**WHAT IS NEEDED:** Retype the complete listing exactly as it appears.

━━━ DATA PROVIDED ━━━

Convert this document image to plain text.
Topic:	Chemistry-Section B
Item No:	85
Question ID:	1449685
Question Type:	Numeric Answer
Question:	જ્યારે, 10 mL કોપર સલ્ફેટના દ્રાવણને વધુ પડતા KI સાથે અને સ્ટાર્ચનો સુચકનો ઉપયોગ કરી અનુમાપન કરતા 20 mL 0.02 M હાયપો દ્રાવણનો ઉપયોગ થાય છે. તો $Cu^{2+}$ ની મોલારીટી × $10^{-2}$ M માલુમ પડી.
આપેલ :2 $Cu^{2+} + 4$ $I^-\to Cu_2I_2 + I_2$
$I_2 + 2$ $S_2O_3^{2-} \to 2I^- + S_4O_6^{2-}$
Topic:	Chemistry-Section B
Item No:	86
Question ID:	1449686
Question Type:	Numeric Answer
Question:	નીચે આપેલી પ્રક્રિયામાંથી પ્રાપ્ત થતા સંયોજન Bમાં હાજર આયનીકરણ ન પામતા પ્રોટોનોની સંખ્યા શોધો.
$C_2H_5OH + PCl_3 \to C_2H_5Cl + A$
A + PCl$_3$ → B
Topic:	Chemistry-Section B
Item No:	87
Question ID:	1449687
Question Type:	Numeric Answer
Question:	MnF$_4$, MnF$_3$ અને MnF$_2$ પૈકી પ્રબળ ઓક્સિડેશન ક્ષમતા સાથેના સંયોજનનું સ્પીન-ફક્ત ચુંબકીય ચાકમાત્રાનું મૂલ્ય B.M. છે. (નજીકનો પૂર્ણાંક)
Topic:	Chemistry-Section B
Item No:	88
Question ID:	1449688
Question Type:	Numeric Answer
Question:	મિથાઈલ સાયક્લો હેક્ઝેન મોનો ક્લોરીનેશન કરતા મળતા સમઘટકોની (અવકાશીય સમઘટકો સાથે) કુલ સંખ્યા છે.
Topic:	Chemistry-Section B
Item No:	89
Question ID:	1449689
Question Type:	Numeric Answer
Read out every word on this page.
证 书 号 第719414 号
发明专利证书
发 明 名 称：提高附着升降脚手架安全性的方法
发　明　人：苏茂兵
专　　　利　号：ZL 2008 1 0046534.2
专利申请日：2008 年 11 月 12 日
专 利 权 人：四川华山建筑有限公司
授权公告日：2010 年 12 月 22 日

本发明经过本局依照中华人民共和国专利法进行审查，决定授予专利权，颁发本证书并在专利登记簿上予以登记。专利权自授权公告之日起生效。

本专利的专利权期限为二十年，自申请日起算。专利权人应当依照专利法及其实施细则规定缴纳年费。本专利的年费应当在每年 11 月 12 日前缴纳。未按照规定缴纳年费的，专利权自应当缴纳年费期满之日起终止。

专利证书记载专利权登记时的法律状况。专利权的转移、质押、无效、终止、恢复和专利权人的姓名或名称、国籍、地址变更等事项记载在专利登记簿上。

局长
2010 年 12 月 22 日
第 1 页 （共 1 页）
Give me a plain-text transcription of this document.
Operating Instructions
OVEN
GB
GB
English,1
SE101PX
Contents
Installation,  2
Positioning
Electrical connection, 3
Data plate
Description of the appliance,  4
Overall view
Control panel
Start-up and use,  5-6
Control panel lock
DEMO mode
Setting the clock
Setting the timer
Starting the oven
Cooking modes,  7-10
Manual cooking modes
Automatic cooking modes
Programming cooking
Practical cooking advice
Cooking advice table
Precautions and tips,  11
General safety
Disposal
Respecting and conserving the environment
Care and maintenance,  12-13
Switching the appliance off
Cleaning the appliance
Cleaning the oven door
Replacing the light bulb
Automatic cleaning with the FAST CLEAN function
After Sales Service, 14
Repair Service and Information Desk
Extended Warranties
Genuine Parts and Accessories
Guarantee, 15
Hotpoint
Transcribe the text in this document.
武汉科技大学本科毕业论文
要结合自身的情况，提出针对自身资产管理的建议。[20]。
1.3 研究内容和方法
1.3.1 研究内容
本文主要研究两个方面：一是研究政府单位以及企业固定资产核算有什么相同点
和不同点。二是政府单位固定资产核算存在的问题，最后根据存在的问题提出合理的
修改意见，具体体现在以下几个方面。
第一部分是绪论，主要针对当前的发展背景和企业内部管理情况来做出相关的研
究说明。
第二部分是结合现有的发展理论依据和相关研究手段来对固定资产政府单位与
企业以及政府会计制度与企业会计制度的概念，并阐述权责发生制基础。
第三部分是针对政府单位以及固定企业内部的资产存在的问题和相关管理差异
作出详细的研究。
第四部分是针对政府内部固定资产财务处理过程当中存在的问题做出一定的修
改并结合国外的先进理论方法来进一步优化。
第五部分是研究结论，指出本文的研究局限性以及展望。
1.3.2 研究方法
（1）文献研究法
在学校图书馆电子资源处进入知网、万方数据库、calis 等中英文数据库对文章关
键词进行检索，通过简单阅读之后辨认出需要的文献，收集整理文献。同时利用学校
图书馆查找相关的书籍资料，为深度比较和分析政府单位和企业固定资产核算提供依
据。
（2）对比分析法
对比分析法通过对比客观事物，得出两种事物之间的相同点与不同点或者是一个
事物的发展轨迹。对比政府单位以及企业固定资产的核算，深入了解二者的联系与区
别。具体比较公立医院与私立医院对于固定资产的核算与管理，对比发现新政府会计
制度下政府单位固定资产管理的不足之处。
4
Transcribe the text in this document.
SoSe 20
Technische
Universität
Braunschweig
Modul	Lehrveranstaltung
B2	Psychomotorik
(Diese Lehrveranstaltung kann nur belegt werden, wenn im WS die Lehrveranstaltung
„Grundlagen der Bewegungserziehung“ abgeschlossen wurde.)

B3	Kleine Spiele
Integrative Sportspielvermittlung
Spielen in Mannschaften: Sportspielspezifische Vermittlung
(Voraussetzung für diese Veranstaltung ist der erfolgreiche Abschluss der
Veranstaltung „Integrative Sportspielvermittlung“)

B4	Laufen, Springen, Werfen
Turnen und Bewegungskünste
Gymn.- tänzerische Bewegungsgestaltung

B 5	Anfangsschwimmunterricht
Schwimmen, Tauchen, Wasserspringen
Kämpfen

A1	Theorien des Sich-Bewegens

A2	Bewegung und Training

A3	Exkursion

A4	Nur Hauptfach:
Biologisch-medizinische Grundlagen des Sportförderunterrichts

━━━

**REPLY:**
Convert this document image to plain text.
Topic:	Chemistry-Section B
Item No:	85
Question ID:	1449685
Question Type:	Numeric Answer
Question:	જ્યારે, 10 mL કોપર સલ્ફેટના દ્રાવણને વધુ પડતા KI સાથે અને સ્ટાર્ચનો સુચકનો ઉપયોગ કરી અનુમાપન કરતા 20 mL 0.02 M હાયપો દ્રાવણનો ઉપયોગ થાય છે. તો $Cu^{2+}$ ની મોલારીટી × $10^{-2}$ M માલુમ પડી.
આપેલ :2 $Cu^{2+} + 4$ $I^-\to Cu_2I_2 + I_2$
$I_2 + 2$ $S_2O_3^{2-} \to 2I^- + S_4O_6^{2-}$
Topic:	Chemistry-Section B
Item No:	86
Question ID:	1449686
Question Type:	Numeric Answer
Question:	નીચે આપેલી પ્રક્રિયામાંથી પ્રાપ્ત થતા સંયોજન Bમાં હાજર આયનીકરણ ન પામતા પ્રોટોનોની સંખ્યા શોધો.
$C_2H_5OH + PCl_3 \to C_2H_5Cl + A$
A + PCl$_3$ → B
Topic:	Chemistry-Section B
Item No:	87
Question ID:	1449687
Question Type:	Numeric Answer
Question:	MnF$_4$, MnF$_3$ અને MnF$_2$ પૈકી પ્રબળ ઓક્સિડેશન ક્ષમતા સાથેના સંયોજનનું સ્પીન-ફક્ત ચુંબકીય ચાકમાત્રાનું મૂલ્ય B.M. છે. (નજીકનો પૂર્ણાંક)
Topic:	Chemistry-Section B
Item No:	88
Question ID:	1449688
Question Type:	Numeric Answer
Question:	મિથાઈલ સાયક્લો હેક્ઝેન મોનો ક્લોરીનેશન કરતા મળતા સમઘટકોની (અવકાશીય સમઘટકો સાથે) કુલ સંખ્યા છે.
Topic:	Chemistry-Section B
Item No:	89
Question ID:	1449689
Question Type:	Numeric Answer
Read out every word on this page.
证 书 号 第719414 号
发明专利证书
发 明 名 称：提高附着升降脚手架安全性的方法
发　明　人：苏茂兵
专　　　利　号：ZL 2008 1 0046534.2
专利申请日：2008 年 11 月 12 日
专 利 权 人：四川华山建筑有限公司
授权公告日：2010 年 12 月 22 日

本发明经过本局依照中华人民共和国专利法进行审查，决定授予专利权，颁发本证书并在专利登记簿上予以登记。专利权自授权公告之日起生效。

本专利的专利权期限为二十年，自申请日起算。专利权人应当依照专利法及其实施细则规定缴纳年费。本专利的年费应当在每年 11 月 12 日前缴纳。未按照规定缴纳年费的，专利权自应当缴纳年费期满之日起终止。

专利证书记载专利权登记时的法律状况。专利权的转移、质押、无效、终止、恢复和专利权人的姓名或名称、国籍、地址变更等事项记载在专利登记簿上。

局长
2010 年 12 月 22 日
第 1 页 （共 1 页）
Give me a plain-text transcription of this document.
Operating Instructions
OVEN
GB
GB
English,1
SE101PX
Contents
Installation,  2
Positioning
Electrical connection, 3
Data plate
Description of the appliance,  4
Overall view
Control panel
Start-up and use,  5-6
Control panel lock
DEMO mode
Setting the clock
Setting the timer
Starting the oven
Cooking modes,  7-10
Manual cooking modes
Automatic cooking modes
Programming cooking
Practical cooking advice
Cooking advice table
Precautions and tips,  11
General safety
Disposal
Respecting and conserving the environment
Care and maintenance,  12-13
Switching the appliance off
Cleaning the appliance
Cleaning the oven door
Replacing the light bulb
Automatic cleaning with the FAST CLEAN function
After Sales Service, 14
Repair Service and Information Desk
Extended Warranties
Genuine Parts and Accessories
Guarantee, 15
Hotpoint
Transcribe the text in this document.
武汉科技大学本科毕业论文
要结合自身的情况，提出针对自身资产管理的建议。[20]。
1.3 研究内容和方法
1.3.1 研究内容
本文主要研究两个方面：一是研究政府单位以及企业固定资产核算有什么相同点
和不同点。二是政府单位固定资产核算存在的问题，最后根据存在的问题提出合理的
修改意见，具体体现在以下几个方面。
第一部分是绪论，主要针对当前的发展背景和企业内部管理情况来做出相关的研
究说明。
第二部分是结合现有的发展理论依据和相关研究手段来对固定资产政府单位与
企业以及政府会计制度与企业会计制度的概念，并阐述权责发生制基础。
第三部分是针对政府单位以及固定企业内部的资产存在的问题和相关管理差异
作出详细的研究。
第四部分是针对政府内部固定资产财务处理过程当中存在的问题做出一定的修
改并结合国外的先进理论方法来进一步优化。
第五部分是研究结论，指出本文的研究局限性以及展望。
1.3.2 研究方法
（1）文献研究法
在学校图书馆电子资源处进入知网、万方数据库、calis 等中英文数据库对文章关
键词进行检索，通过简单阅读之后辨认出需要的文献，收集整理文献。同时利用学校
图书馆查找相关的书籍资料，为深度比较和分析政府单位和企业固定资产核算提供依
据。
（2）对比分析法
对比分析法通过对比客观事物，得出两种事物之间的相同点与不同点或者是一个
事物的发展轨迹。对比政府单位以及企业固定资产的核算，深入了解二者的联系与区
别。具体比较公立医院与私立医院对于固定资产的核算与管理，对比发现新政府会计
制度下政府单位固定资产管理的不足之处。
4
Transcribe the text in this document.
SoSe 20
Technische
Universität
Braunschweig
Modul	Lehrveranstaltung
B2	Psychomotorik
(Diese Lehrveranstaltung kann nur belegt werden, wenn im WS die Lehrveranstaltung
„Grundlagen der Bewegungserziehung“ abgeschlossen wurde.)

B3	Kleine Spiele
Integrative Sportspielvermittlung
Spielen in Mannschaften: Sportspielspezifische Vermittlung
(Voraussetzung für diese Veranstaltung ist der erfolgreiche Abschluss der
Veranstaltung „Integrative Sportspielvermittlung“)

B4	Laufen, Springen, Werfen
Turnen und Bewegungskünste
Gymn.- tänzerische Bewegungsgestaltung

B 5	Anfangsschwimmunterricht
Schwimmen, Tauchen, Wasserspringen
Kämpfen

A1	Theorien des Sich-Bewegens

A2	Bewegung und Training

A3	Exkursion

A4	Nur Hauptfach:
Biologisch-medizinische Grundlagen des Sportförderunterrichts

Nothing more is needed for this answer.